• **Supplied data**
-- -- --

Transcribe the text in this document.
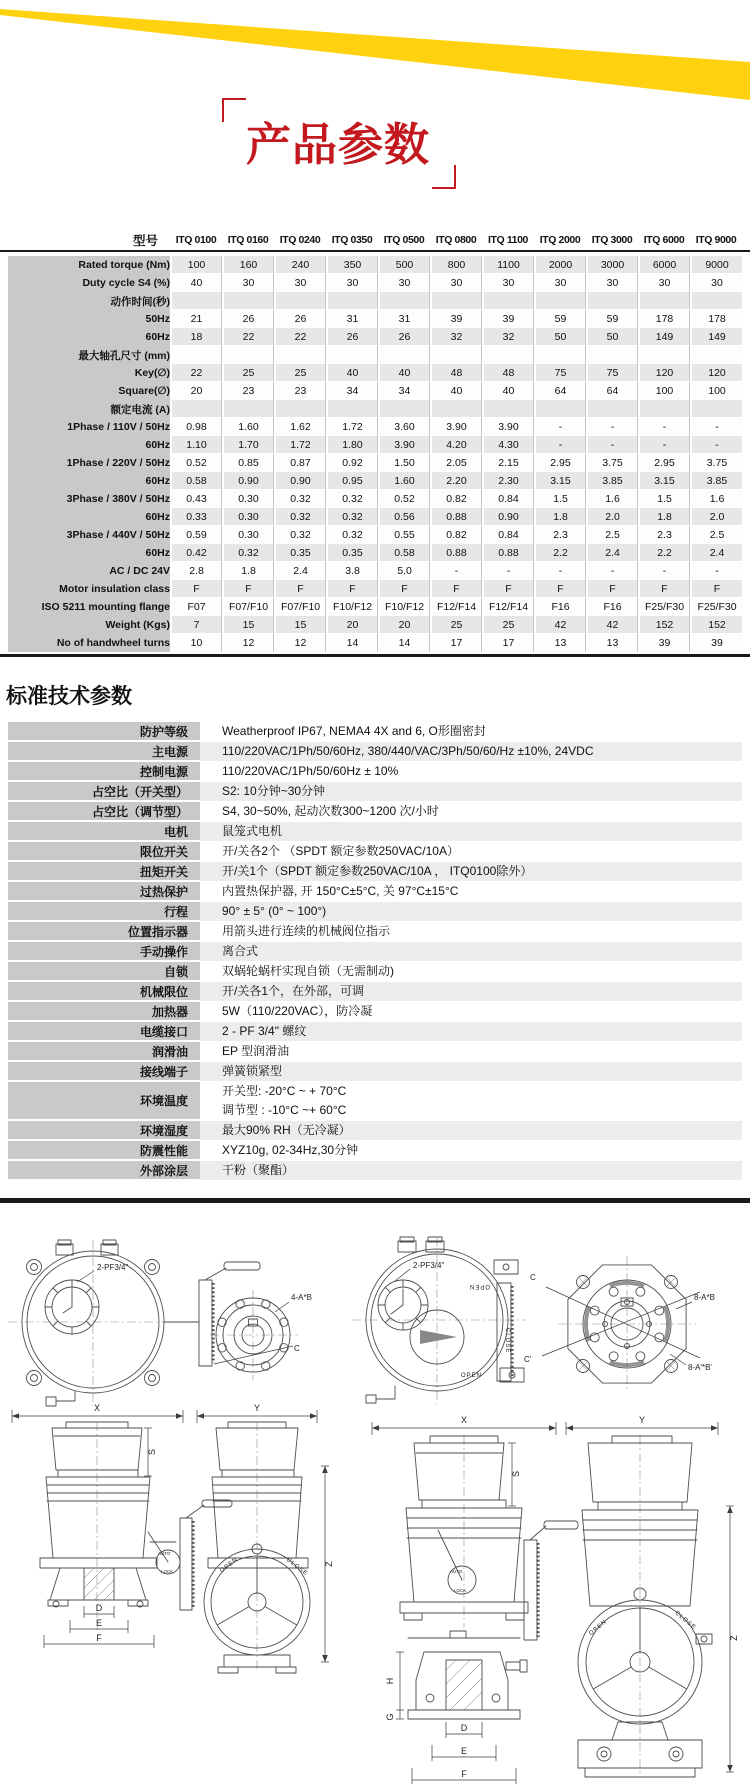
产品参数
型号	ITQ 0100	ITQ 0160	ITQ 0240	ITQ 0350	ITQ 0500	ITQ 0800	ITQ 1100	ITQ 2000	ITQ 3000	ITQ 6000	ITQ 9000
Rated torque (Nm)	100	160	240	350	500	800	1100	2000	3000	6000	9000
Duty cycle S4 (%)	40	30	30	30	30	30	30	30	30	30	30
动作时间(秒)											
50Hz	21	26	26	31	31	39	39	59	59	178	178
60Hz	18	22	22	26	26	32	32	50	50	149	149
最大轴孔尺寸 (mm)											
Key(∅)	22	25	25	40	40	48	48	75	75	120	120
Square(∅)	20	23	23	34	34	40	40	64	64	100	100
额定电流 (A)											
1Phase / 110V / 50Hz	0.98	1.60	1.62	1.72	3.60	3.90	3.90	-	-	-	-
60Hz	1.10	1.70	1.72	1.80	3.90	4.20	4.30	-	-	-	-
1Phase / 220V / 50Hz	0.52	0.85	0.87	0.92	1.50	2.05	2.15	2.95	3.75	2.95	3.75
60Hz	0.58	0.90	0.90	0.95	1.60	2.20	2.30	3.15	3.85	3.15	3.85
3Phase / 380V / 50Hz	0.43	0.30	0.32	0.32	0.52	0.82	0.84	1.5	1.6	1.5	1.6
60Hz	0.33	0.30	0.32	0.32	0.56	0.88	0.90	1.8	2.0	1.8	2.0
3Phase / 440V / 50Hz	0.59	0.30	0.32	0.32	0.55	0.82	0.84	2.3	2.5	2.3	2.5
60Hz	0.42	0.32	0.35	0.35	0.58	0.88	0.88	2.2	2.4	2.2	2.4
AC / DC 24V	2.8	1.8	2.4	3.8	5.0	-	-	-	-	-	-
Motor insulation class	F	F	F	F	F	F	F	F	F	F	F
ISO 5211 mounting flange	F07	F07/F10	F07/F10	F10/F12	F10/F12	F12/F14	F12/F14	F16	F16	F25/F30	F25/F30
Weight (Kgs)	7	15	15	20	20	25	25	42	42	152	152
No of handwheel turns	10	12	12	14	14	17	17	13	13	39	39
标准技术参数
防护等级	Weatherproof IP67, NEMA4 4X and 6, O形圈密封
主电源	110/220VAC/1Ph/50/60Hz, 380/440/VAC/3Ph/50/60/Hz ±10%, 24VDC
控制电源	110/220VAC/1Ph/50/60Hz ± 10%
占空比（开关型）	S2: 10分钟~30分钟
占空比（调节型）	S4, 30~50%, 起动次数300~1200 次/小时
电机	鼠笼式电机
限位开关	开/关各2个 （SPDT 额定参数250VAC/10A）
扭矩开关	开/关1个（SPDT 额定参数250VAC/10A ， ITQ0100除外）
过热保护	内置热保护器, 开 150°C±5°C, 关 97°C±15°C
行程	90° ± 5° (0° ~ 100°)
位置指示器	用箭头进行连续的机械阀位指示
手动操作	离合式
自锁	双蜗轮蜗杆实现自锁（无需制动)
机械限位	开/关各1个，在外部，可调
加热器	5W（110/220VAC），防冷凝
电缆接口	2 - PF 3/4" 螺纹
润滑油	EP 型润滑油
接线端子	弹簧锁紧型
环境温度
开关型: -20°C ~ + 70°C
调节型 : -10°C ~+ 60°C
环境湿度	最大90% RH（无冷凝）
防震性能	XYZ10g, 02-34Hz,30分钟
外部涂层	干粉（聚酯）
2-PF3/4"
C
4-A*B
OPEN
CLOSE
OPEN
2-PF3/4"
C
C'
8-A*B
8-A'*B'
X
S
D
E
F
AUTO
LOCK
Y
OPEN	CLOSE Z
X
S
AUTO
LOCK
H
G
D
E
F
Y
OPEN	CLOSE
Z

-- -- --

• **Short task**
Lines that hold "SPDT" are the ones to copy; find all of them.

• **The response**
限位开关	开/关各2个 （SPDT 额定参数250VAC/10A）
扭矩开关	开/关1个（SPDT 额定参数250VAC/10A ， ITQ0100除外）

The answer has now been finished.